### Record list
Start
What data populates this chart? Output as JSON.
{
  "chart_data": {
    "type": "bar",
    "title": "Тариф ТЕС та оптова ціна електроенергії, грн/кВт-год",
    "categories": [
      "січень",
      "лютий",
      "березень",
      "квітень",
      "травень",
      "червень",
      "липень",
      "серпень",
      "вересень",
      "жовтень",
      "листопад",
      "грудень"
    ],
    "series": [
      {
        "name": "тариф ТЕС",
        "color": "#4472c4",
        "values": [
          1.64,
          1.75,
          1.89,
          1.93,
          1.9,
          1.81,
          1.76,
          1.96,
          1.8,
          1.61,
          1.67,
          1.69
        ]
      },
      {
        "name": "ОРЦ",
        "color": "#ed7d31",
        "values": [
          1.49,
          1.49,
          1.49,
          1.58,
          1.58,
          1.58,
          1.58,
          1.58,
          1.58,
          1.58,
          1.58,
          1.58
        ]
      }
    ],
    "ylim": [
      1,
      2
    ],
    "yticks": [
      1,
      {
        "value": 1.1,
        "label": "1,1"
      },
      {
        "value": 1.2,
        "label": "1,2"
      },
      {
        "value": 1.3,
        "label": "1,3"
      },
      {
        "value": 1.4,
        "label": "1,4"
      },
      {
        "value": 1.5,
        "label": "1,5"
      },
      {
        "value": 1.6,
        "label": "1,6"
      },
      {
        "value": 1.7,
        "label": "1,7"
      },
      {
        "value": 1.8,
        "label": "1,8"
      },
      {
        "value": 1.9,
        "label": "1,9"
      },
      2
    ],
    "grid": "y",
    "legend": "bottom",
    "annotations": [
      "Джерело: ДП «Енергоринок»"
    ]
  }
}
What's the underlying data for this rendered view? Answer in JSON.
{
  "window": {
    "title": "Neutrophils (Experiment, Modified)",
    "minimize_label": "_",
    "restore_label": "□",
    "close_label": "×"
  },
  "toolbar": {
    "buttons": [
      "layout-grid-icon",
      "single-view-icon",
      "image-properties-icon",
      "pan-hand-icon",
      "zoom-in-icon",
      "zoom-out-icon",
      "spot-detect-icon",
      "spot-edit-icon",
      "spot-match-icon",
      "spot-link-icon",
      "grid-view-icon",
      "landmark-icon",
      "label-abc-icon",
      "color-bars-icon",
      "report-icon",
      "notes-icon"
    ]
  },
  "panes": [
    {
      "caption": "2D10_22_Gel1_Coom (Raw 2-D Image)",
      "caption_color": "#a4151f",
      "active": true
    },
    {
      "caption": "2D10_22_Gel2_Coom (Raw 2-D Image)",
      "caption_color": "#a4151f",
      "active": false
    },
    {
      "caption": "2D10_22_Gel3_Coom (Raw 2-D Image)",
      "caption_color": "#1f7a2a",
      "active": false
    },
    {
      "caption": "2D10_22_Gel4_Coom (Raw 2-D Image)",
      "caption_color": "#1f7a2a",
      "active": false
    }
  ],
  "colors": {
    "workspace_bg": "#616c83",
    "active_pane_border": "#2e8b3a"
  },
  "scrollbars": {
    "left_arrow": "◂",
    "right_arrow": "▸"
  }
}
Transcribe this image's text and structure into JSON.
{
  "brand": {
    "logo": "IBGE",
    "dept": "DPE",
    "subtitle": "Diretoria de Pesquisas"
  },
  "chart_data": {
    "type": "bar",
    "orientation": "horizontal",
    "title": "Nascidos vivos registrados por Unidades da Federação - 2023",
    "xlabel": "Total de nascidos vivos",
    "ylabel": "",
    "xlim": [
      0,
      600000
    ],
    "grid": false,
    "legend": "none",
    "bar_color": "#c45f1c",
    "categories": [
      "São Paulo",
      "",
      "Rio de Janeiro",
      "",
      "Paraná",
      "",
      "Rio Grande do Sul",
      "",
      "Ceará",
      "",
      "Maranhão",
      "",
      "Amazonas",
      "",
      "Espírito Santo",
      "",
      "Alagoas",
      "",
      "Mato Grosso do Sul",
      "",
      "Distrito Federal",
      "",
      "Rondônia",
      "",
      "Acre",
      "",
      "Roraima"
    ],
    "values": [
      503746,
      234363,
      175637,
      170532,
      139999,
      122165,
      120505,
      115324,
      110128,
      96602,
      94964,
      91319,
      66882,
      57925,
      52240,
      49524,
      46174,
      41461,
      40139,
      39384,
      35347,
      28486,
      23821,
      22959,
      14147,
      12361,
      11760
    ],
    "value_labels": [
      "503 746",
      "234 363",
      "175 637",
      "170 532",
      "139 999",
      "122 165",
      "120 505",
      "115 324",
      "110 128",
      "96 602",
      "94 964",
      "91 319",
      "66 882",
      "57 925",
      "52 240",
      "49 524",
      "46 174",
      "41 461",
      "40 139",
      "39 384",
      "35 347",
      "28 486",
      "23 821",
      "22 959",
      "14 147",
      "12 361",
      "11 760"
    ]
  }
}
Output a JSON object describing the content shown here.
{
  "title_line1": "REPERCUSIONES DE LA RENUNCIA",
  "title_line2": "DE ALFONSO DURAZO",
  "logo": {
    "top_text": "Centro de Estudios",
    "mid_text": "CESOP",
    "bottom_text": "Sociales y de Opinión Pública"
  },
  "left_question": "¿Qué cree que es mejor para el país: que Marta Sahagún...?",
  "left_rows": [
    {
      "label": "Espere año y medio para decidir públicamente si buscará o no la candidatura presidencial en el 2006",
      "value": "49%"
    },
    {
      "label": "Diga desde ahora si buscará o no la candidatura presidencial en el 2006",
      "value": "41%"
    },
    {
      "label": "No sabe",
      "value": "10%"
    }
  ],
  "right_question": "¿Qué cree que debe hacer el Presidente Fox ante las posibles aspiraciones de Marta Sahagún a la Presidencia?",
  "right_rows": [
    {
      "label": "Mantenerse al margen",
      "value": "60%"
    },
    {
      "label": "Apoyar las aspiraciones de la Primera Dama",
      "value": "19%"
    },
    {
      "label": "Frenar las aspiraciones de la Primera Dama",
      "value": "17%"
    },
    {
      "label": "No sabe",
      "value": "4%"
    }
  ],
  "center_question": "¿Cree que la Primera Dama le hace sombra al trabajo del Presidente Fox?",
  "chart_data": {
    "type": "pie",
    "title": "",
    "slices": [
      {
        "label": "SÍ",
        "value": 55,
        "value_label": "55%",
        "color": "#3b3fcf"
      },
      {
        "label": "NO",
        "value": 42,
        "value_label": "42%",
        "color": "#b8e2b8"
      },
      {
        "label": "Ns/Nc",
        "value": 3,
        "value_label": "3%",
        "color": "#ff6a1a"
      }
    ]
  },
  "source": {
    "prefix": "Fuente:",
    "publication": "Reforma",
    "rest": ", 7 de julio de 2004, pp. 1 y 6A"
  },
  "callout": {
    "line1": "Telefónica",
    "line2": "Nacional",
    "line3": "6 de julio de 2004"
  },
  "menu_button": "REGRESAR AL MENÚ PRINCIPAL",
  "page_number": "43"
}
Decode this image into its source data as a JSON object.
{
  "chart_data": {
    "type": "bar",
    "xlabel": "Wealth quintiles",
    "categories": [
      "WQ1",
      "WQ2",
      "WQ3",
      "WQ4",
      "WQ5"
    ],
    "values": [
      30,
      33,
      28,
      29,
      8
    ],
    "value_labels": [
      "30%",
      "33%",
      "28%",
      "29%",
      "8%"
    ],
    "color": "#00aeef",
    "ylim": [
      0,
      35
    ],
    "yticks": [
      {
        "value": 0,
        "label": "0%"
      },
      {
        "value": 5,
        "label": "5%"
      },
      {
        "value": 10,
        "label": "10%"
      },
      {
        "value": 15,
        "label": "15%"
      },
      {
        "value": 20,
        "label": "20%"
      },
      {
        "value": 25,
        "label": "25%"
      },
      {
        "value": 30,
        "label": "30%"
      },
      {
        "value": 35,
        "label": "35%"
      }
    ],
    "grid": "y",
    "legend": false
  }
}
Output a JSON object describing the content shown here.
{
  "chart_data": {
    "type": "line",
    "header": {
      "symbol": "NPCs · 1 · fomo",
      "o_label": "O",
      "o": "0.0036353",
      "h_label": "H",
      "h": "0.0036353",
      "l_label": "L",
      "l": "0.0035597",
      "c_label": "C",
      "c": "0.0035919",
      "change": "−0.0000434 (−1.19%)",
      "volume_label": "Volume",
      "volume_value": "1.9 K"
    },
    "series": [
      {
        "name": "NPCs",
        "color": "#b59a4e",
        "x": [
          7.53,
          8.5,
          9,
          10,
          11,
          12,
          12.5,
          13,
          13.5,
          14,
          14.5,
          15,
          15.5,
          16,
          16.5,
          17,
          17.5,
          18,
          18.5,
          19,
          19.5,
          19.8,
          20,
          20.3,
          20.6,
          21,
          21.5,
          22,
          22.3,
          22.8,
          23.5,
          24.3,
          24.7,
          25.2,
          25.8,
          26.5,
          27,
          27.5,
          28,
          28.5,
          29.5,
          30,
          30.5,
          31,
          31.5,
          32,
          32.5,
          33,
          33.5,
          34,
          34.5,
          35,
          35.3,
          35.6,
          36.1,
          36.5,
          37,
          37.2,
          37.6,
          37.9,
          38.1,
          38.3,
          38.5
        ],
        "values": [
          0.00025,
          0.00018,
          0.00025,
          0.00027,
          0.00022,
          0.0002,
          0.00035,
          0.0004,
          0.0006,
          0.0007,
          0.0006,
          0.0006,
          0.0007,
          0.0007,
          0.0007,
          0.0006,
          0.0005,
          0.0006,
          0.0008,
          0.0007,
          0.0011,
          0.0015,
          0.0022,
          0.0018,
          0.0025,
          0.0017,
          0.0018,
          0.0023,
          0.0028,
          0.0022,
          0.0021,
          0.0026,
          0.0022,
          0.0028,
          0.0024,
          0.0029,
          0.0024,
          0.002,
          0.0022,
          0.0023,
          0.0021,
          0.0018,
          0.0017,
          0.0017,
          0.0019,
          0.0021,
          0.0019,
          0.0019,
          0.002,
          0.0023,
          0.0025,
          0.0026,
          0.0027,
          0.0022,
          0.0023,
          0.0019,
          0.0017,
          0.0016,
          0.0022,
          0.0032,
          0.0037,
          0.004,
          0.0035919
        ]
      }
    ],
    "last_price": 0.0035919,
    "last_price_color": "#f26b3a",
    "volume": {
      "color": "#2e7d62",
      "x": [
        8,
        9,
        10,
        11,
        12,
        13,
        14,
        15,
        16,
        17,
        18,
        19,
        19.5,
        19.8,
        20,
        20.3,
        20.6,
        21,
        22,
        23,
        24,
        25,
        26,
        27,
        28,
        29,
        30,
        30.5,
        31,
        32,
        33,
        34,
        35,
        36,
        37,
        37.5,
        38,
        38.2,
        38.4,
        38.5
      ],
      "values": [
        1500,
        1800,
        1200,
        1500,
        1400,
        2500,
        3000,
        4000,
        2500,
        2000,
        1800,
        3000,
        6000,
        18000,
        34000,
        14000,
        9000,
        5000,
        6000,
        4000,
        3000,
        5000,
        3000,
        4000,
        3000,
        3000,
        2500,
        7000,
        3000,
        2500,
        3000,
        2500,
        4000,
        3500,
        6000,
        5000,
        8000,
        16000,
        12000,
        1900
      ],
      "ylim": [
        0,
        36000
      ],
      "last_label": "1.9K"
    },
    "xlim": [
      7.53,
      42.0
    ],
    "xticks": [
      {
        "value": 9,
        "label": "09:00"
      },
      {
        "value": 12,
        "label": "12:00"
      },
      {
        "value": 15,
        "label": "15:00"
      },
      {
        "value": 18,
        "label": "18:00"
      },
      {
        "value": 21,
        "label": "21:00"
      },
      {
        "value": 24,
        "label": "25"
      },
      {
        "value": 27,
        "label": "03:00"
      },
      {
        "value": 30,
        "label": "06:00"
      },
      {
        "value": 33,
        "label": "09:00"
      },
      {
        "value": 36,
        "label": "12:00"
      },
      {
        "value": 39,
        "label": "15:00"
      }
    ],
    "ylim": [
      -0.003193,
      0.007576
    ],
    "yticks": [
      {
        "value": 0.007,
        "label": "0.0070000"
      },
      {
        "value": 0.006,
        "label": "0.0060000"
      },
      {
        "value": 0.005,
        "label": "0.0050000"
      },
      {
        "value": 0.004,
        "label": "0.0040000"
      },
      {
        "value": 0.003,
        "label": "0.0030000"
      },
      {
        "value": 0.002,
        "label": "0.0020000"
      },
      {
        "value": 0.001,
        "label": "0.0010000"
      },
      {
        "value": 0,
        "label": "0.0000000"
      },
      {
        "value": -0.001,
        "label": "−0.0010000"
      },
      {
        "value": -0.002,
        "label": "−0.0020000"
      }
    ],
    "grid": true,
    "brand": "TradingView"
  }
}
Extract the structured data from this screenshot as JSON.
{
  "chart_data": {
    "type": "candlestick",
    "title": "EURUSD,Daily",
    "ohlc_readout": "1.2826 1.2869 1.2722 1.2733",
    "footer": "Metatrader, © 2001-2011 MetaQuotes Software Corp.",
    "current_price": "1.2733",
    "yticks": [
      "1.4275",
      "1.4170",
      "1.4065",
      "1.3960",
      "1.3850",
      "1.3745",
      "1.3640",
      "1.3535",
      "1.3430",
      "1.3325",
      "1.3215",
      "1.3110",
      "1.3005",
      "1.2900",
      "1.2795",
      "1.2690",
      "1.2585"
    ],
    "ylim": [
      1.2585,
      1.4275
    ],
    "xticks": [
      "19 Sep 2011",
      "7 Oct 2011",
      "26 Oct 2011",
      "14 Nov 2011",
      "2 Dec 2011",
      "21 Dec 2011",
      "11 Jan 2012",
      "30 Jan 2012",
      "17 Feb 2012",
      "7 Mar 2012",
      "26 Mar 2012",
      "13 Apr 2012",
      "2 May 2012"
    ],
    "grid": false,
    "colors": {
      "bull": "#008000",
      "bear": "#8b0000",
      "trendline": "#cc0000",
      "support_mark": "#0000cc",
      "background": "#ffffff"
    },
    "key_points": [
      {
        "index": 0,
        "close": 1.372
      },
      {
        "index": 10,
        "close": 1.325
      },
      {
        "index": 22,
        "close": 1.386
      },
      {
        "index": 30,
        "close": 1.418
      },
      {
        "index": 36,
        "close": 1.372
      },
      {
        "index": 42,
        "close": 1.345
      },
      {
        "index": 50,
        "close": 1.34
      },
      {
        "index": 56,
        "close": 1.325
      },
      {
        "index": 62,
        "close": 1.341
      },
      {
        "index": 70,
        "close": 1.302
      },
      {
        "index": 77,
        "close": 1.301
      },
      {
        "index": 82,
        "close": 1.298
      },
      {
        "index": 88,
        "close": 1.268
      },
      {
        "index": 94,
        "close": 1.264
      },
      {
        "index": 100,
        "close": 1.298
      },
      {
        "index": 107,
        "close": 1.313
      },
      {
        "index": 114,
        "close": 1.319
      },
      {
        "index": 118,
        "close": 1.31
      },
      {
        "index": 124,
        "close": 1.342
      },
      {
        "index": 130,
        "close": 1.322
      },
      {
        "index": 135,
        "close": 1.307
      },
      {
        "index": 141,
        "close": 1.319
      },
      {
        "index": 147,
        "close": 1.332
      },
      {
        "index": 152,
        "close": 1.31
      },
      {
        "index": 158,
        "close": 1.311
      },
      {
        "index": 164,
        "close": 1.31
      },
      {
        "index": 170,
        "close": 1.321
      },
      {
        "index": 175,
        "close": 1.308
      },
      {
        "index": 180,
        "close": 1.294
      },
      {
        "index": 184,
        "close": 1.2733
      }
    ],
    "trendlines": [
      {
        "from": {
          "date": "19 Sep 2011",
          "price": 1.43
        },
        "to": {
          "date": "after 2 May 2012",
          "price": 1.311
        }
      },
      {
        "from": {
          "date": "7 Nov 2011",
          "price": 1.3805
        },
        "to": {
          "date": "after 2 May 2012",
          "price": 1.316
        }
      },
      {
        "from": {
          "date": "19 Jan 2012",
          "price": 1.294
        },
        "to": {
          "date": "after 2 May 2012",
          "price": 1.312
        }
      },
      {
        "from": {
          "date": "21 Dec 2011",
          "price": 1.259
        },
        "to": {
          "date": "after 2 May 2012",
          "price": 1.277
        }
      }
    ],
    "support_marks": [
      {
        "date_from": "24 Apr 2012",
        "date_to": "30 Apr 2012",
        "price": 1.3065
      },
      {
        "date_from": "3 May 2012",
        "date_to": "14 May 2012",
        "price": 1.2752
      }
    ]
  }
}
End
Look through the data above. Find each line with the string "Primera" and copy it.

      "label": "Apoyar las aspiraciones de la Primera Dama",
      "label": "Frenar las aspiraciones de la Primera Dama",
  "center_question": "¿Cree que la Primera Dama le hace sombra al trabajo del Presidente Fox?",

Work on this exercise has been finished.